**Instructions to follow**
Out of the lines in this data, how many include "солнца"? Give the number and nothing else.

**Working data**
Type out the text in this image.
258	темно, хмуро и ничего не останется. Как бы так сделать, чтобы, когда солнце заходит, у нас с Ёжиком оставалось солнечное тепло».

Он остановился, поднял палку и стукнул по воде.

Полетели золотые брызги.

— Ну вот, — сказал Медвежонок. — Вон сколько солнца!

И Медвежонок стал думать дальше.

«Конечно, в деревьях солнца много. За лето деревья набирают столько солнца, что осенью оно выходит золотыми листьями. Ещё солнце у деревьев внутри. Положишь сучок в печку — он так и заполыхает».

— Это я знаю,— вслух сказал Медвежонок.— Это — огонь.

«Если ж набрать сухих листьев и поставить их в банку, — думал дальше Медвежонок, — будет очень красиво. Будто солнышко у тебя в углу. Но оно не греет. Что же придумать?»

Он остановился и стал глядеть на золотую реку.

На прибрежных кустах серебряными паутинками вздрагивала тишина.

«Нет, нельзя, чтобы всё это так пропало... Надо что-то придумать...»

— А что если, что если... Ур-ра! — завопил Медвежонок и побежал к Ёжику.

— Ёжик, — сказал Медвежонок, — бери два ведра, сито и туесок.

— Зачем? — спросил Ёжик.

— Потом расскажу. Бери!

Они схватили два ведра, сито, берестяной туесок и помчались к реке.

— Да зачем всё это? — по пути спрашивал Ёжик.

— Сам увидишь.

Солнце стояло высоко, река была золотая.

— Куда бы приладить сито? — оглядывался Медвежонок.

**Result of this exercise**
2